* [Stated problem] Count every line where "SPRING" shows up, and give that number only.

*** Data to process ***

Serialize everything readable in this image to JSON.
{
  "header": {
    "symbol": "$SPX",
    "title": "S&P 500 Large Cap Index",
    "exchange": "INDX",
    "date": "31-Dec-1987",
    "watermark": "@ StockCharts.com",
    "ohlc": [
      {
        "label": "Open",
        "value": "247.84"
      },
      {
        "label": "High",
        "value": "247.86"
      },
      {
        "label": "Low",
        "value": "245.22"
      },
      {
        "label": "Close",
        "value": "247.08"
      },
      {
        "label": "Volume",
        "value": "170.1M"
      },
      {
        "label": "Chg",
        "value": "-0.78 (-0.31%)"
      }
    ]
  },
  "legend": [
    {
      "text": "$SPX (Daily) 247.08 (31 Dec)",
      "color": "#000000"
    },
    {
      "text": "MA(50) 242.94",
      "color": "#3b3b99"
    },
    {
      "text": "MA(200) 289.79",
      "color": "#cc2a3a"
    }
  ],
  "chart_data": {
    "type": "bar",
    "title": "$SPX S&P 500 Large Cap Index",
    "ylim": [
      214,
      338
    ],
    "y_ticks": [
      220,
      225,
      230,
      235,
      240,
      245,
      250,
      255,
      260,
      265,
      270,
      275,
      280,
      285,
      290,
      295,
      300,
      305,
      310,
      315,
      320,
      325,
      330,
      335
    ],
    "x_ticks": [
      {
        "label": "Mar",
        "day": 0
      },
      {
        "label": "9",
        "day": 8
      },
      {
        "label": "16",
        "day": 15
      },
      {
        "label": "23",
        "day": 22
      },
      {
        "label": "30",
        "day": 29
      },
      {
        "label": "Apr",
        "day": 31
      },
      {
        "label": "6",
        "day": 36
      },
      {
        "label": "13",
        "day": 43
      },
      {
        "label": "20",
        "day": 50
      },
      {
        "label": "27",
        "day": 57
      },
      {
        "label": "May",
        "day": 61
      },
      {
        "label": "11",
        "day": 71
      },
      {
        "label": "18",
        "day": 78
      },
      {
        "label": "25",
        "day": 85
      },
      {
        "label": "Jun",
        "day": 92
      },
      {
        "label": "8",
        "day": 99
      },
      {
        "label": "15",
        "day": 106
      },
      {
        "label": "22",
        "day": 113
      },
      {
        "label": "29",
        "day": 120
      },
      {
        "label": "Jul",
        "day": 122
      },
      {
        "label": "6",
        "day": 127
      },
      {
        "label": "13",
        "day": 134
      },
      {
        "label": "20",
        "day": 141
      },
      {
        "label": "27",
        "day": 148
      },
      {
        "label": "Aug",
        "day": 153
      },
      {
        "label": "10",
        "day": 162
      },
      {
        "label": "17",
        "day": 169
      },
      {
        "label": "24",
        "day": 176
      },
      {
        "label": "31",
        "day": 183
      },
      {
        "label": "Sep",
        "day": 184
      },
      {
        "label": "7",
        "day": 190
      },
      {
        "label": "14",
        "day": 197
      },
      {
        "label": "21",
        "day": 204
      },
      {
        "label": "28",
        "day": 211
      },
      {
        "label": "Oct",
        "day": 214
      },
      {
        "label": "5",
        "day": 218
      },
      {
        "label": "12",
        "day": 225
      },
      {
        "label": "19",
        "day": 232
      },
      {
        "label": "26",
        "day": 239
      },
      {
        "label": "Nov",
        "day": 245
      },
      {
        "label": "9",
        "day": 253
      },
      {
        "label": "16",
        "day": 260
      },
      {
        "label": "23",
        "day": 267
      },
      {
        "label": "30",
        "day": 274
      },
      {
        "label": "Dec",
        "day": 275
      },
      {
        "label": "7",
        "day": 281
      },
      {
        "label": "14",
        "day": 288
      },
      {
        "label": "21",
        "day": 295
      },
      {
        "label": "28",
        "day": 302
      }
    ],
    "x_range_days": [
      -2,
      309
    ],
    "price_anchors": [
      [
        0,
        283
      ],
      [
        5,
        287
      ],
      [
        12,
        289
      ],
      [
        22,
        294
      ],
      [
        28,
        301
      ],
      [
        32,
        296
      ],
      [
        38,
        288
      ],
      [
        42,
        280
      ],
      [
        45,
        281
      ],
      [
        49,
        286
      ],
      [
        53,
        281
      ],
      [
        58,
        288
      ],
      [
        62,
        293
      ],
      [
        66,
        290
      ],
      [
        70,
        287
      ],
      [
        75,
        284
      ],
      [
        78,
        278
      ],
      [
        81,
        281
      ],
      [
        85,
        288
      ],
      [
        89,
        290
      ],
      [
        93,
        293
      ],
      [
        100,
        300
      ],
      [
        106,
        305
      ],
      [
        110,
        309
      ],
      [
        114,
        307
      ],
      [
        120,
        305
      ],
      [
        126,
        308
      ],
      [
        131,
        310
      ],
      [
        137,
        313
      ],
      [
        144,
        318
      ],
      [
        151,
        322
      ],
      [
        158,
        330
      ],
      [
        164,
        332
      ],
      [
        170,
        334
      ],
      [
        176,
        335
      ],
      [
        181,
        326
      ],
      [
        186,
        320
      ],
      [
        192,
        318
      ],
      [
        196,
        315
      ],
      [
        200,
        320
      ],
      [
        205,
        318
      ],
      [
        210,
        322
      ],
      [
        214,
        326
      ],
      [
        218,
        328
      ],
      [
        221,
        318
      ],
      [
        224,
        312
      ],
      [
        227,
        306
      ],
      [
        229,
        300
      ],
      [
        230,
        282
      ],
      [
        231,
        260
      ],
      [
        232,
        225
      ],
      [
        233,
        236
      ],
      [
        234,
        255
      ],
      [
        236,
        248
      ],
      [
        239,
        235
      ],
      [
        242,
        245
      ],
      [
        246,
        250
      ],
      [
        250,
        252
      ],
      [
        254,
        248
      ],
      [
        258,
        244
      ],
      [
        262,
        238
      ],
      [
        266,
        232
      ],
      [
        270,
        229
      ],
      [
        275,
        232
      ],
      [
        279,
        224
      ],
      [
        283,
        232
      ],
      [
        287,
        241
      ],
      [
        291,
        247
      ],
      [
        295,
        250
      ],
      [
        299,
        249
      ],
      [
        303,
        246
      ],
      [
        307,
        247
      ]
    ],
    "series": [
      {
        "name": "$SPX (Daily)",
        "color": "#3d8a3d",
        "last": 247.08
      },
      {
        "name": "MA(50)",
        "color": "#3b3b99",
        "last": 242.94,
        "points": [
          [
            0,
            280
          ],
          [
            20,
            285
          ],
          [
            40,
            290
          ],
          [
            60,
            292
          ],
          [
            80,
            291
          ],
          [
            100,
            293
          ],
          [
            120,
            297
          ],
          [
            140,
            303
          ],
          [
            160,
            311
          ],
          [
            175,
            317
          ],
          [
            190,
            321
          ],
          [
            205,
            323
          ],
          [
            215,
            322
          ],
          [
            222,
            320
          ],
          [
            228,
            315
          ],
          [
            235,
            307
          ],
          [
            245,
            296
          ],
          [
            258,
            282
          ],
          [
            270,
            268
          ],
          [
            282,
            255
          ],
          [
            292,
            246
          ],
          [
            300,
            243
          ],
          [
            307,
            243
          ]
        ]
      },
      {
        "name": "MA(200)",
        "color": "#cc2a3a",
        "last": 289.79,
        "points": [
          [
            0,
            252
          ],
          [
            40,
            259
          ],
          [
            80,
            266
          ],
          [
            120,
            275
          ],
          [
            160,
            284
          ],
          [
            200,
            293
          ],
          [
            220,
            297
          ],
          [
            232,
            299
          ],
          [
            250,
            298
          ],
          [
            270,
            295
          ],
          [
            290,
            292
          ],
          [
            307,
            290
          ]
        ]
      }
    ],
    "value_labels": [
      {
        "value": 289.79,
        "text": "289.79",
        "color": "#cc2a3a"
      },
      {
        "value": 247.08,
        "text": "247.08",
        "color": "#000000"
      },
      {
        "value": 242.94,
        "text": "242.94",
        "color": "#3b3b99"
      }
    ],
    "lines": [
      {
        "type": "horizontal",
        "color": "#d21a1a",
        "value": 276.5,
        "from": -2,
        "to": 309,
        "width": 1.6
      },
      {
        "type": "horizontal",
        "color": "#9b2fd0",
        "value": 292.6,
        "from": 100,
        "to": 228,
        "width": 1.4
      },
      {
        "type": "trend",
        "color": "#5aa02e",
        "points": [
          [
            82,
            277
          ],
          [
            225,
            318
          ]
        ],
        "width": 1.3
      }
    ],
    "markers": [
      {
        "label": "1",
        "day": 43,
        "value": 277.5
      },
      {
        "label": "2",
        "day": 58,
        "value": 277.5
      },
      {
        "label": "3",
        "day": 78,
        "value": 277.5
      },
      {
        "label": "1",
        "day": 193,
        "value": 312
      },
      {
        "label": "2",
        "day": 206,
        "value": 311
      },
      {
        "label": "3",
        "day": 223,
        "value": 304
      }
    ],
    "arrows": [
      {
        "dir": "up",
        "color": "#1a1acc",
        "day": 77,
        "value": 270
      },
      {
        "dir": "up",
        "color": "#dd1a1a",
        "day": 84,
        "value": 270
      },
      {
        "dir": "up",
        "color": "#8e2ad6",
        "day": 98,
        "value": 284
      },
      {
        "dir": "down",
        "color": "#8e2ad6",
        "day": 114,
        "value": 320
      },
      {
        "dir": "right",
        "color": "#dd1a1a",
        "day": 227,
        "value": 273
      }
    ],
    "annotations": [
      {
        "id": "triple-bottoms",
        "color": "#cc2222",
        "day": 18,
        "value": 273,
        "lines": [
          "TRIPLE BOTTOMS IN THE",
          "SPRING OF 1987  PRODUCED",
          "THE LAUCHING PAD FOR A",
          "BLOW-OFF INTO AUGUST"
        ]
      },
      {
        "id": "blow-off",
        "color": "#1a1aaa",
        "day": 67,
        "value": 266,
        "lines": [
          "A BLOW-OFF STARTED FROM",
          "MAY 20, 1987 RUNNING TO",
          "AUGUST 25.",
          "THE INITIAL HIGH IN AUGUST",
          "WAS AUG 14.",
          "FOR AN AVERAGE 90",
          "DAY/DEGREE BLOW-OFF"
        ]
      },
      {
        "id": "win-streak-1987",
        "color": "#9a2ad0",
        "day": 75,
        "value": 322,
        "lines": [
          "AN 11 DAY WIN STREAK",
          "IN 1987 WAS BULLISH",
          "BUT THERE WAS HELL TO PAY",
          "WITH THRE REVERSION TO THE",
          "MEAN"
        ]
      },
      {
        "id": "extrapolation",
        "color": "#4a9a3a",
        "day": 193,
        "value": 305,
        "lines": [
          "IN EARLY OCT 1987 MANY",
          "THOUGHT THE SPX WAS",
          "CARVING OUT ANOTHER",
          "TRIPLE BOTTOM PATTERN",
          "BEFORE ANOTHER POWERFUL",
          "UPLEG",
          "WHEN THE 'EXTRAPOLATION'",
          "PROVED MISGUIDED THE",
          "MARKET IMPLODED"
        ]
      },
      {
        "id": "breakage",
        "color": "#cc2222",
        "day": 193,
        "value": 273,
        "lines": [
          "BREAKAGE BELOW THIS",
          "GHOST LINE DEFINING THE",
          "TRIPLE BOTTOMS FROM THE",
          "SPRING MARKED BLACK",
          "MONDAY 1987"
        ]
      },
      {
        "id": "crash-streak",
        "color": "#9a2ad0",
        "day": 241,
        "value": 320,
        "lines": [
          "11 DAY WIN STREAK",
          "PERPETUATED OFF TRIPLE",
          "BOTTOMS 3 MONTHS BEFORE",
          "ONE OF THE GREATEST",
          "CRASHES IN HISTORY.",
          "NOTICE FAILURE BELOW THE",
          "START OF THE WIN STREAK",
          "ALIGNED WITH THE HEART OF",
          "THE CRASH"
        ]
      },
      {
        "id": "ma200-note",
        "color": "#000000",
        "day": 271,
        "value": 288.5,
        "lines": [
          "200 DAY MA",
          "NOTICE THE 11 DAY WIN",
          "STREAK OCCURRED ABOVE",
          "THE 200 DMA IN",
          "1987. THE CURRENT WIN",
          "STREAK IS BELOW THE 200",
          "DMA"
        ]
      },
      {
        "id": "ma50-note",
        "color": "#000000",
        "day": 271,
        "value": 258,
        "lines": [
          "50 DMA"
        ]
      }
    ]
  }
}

***

* [Task output] 2